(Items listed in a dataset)
------------------------
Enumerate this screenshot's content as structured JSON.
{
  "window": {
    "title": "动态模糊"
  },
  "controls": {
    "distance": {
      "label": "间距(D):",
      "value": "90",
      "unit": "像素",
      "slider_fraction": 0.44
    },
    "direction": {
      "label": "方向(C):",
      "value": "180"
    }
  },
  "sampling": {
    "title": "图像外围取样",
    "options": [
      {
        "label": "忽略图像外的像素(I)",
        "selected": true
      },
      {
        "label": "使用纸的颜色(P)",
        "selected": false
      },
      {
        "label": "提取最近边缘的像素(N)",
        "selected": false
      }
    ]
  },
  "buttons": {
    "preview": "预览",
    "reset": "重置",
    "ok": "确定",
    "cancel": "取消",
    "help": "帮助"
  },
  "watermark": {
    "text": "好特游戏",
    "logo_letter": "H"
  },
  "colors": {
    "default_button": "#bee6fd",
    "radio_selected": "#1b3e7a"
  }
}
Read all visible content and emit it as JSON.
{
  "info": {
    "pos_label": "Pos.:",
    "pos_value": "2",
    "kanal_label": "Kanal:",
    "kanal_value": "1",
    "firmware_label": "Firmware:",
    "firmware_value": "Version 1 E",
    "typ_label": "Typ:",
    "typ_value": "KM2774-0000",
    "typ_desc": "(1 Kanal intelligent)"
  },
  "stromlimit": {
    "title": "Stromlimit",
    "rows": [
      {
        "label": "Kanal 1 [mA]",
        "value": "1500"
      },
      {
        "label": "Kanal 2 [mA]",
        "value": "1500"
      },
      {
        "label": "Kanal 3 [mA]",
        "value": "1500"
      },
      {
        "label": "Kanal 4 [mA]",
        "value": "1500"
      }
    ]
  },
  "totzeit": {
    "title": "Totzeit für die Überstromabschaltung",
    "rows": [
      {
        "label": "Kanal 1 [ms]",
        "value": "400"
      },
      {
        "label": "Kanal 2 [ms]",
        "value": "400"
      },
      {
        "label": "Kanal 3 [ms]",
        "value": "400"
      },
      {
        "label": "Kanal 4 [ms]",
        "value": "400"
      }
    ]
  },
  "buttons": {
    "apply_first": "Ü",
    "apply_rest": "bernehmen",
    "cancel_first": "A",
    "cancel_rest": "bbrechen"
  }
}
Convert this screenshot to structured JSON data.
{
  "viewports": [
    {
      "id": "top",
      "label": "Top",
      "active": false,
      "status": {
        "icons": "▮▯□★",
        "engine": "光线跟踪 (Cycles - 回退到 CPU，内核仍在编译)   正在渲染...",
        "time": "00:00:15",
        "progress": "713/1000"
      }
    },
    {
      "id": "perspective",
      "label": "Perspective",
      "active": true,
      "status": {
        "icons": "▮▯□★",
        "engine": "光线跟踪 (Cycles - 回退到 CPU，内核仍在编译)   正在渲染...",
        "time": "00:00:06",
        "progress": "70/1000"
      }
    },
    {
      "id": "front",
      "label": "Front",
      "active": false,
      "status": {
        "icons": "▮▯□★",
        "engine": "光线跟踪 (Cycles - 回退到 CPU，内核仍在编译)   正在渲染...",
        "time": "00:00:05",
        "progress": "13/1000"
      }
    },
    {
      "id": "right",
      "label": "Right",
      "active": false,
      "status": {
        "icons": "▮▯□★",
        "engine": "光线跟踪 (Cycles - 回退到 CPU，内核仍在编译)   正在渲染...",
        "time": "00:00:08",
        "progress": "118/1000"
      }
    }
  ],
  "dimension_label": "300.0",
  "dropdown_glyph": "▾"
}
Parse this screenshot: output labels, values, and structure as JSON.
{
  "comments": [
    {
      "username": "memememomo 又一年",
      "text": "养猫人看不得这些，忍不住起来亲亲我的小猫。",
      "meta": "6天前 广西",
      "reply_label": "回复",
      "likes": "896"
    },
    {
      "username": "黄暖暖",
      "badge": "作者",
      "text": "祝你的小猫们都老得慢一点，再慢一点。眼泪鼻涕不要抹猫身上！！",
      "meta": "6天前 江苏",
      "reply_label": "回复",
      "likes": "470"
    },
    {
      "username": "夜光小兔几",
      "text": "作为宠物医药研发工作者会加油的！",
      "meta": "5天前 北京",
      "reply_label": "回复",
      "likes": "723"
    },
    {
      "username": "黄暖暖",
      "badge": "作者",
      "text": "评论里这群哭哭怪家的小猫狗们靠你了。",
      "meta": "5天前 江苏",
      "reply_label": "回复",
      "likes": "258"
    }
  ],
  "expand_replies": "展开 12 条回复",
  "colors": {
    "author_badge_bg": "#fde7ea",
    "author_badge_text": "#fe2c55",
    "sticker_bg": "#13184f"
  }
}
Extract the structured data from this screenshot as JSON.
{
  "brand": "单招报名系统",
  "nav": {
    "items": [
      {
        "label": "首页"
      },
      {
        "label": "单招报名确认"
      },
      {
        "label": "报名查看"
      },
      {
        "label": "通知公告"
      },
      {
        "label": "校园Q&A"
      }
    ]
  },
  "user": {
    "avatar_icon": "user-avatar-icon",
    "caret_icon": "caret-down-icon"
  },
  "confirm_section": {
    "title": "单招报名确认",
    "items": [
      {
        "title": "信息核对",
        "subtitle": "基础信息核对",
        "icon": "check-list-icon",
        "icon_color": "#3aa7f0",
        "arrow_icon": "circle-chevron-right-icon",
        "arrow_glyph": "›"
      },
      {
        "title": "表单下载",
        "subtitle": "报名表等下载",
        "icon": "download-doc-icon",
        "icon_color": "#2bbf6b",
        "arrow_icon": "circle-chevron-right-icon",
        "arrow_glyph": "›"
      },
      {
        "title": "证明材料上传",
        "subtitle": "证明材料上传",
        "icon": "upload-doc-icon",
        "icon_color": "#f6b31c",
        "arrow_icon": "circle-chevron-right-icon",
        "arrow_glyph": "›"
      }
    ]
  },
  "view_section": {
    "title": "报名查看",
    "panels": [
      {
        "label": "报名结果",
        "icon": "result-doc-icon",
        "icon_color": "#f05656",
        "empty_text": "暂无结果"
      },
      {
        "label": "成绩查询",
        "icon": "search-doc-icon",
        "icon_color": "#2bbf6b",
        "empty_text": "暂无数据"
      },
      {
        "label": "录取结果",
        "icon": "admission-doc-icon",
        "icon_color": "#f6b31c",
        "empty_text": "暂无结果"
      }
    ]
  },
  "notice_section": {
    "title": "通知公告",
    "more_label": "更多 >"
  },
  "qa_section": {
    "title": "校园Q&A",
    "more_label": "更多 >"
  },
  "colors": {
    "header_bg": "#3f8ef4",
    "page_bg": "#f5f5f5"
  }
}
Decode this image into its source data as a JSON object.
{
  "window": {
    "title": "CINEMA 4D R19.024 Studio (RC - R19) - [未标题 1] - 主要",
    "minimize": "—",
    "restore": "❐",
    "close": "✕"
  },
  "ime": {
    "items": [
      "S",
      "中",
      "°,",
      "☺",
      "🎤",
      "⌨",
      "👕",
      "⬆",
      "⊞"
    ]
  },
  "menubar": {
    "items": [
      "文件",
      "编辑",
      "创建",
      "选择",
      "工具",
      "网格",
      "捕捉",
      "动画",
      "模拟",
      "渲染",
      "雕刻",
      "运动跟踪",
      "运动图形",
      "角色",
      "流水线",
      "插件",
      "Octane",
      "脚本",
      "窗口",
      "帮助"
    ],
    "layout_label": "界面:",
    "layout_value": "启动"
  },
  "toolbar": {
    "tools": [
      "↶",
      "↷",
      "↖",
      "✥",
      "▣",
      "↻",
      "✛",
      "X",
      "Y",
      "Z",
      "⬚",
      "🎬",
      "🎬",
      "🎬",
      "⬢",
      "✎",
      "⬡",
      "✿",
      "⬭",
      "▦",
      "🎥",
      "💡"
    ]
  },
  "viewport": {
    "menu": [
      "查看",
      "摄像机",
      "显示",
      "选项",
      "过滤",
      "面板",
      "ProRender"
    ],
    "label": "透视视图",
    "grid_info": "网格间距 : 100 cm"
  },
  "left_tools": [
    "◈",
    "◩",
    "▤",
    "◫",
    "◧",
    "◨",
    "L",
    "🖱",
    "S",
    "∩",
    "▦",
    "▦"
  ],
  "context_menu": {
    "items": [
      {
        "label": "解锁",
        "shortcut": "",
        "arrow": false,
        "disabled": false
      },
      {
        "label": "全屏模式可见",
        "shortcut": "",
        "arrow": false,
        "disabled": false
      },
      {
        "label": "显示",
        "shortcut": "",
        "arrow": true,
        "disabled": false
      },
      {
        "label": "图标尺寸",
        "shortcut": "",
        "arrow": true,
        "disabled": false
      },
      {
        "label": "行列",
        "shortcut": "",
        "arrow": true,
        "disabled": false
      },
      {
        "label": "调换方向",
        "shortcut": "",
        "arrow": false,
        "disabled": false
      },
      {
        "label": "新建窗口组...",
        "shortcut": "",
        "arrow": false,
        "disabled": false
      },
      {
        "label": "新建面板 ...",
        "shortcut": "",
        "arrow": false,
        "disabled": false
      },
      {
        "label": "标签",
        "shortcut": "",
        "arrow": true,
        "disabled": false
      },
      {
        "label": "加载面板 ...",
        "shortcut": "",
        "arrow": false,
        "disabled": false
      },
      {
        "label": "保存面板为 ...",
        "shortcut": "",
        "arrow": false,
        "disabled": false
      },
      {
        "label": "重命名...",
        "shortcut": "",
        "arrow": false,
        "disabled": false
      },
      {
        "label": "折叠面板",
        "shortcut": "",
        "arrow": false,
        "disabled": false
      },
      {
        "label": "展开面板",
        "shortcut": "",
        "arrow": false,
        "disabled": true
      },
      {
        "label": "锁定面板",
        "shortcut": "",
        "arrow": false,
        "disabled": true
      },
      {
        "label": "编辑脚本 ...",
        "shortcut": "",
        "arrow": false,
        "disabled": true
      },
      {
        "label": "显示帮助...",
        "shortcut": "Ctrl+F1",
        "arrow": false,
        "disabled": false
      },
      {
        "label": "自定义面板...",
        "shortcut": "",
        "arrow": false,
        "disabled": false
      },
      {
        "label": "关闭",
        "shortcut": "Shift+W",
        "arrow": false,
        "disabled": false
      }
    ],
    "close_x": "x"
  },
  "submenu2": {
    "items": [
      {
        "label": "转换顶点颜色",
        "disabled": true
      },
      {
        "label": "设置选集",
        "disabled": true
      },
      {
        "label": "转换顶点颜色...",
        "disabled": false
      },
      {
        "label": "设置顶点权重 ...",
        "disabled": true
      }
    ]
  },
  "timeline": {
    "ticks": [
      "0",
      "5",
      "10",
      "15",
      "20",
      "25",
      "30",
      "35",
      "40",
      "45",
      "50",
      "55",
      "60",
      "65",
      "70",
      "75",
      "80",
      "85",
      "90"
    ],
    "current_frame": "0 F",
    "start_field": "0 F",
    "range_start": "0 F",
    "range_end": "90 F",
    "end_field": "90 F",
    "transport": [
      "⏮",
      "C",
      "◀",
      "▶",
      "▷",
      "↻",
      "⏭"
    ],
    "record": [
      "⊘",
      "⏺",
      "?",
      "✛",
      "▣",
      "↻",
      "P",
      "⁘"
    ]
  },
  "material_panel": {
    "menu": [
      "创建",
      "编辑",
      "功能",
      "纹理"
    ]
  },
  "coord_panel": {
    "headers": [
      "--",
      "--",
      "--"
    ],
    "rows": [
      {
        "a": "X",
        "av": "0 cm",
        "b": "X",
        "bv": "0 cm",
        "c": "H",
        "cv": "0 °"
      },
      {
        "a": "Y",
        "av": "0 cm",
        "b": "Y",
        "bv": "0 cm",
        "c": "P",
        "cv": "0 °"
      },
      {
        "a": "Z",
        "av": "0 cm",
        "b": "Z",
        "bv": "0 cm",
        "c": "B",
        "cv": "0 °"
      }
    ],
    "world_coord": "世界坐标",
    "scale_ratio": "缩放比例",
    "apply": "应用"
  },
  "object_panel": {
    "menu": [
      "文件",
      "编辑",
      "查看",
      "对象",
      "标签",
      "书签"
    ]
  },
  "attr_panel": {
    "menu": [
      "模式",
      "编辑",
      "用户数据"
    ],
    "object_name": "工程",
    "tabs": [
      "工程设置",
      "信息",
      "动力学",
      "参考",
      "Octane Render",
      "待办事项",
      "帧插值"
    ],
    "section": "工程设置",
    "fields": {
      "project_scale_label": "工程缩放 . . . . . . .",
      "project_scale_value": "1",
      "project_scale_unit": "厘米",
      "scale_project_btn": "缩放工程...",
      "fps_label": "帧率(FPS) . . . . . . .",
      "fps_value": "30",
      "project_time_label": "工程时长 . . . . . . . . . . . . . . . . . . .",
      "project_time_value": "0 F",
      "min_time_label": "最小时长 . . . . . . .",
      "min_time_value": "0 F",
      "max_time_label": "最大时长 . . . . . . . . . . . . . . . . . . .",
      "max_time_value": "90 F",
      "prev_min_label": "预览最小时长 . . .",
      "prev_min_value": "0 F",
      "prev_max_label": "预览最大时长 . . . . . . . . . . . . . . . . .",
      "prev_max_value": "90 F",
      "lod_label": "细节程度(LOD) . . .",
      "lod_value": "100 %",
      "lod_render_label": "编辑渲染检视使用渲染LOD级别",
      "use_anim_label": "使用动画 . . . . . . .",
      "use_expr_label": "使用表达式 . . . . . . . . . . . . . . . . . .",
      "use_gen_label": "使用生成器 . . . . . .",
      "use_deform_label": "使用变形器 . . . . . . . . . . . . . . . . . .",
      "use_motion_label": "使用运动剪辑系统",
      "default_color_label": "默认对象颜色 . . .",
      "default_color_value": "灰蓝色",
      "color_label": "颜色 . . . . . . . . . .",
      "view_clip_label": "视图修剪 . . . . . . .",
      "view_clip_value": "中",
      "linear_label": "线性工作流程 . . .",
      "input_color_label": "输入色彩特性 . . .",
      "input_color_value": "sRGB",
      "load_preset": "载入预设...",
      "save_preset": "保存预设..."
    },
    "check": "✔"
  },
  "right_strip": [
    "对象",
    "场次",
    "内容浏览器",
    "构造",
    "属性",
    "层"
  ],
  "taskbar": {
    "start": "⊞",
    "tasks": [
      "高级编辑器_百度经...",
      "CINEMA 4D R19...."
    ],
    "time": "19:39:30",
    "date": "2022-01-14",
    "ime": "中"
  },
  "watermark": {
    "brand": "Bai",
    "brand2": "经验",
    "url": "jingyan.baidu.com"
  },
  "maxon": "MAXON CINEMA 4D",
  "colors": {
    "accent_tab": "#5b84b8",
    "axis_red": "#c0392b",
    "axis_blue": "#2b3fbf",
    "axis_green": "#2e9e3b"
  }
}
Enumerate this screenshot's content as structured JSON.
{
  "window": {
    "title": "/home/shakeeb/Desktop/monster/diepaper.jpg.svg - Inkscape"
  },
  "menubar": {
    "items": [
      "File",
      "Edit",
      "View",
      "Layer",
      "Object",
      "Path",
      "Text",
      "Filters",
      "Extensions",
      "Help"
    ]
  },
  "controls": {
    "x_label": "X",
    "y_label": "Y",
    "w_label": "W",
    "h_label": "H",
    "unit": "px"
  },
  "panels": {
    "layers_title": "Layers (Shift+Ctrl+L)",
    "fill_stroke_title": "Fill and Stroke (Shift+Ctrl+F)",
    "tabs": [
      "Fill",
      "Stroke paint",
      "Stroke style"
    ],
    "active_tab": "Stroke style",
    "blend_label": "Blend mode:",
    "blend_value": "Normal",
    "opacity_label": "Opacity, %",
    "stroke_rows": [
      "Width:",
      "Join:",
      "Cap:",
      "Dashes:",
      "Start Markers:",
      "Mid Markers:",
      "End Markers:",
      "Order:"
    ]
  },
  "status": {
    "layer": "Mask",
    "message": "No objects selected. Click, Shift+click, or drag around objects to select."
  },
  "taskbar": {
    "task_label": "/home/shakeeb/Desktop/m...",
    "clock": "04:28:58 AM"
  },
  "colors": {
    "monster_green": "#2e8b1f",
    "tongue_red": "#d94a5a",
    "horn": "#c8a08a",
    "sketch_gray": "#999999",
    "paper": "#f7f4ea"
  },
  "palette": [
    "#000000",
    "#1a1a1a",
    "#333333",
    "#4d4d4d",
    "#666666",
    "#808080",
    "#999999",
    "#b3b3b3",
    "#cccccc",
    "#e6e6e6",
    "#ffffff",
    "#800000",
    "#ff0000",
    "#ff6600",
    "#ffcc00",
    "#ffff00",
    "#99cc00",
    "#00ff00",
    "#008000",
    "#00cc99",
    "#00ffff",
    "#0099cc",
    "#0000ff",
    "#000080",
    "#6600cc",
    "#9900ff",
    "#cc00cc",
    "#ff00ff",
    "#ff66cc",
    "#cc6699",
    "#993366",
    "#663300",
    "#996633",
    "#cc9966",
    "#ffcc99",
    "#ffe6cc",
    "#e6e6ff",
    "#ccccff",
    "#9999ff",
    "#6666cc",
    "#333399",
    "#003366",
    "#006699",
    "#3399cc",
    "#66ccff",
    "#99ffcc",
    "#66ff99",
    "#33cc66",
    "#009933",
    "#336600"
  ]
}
------------------------
[YOUR OBJECTIVE] Pick each line holding the word "shakeeb" out of the data and copy it.

[CORRECT ANSWER]
    "title": "/home/shakeeb/Desktop/monster/diepaper.jpg.svg - Inkscape"
    "task_label": "/home/shakeeb/Desktop/m...",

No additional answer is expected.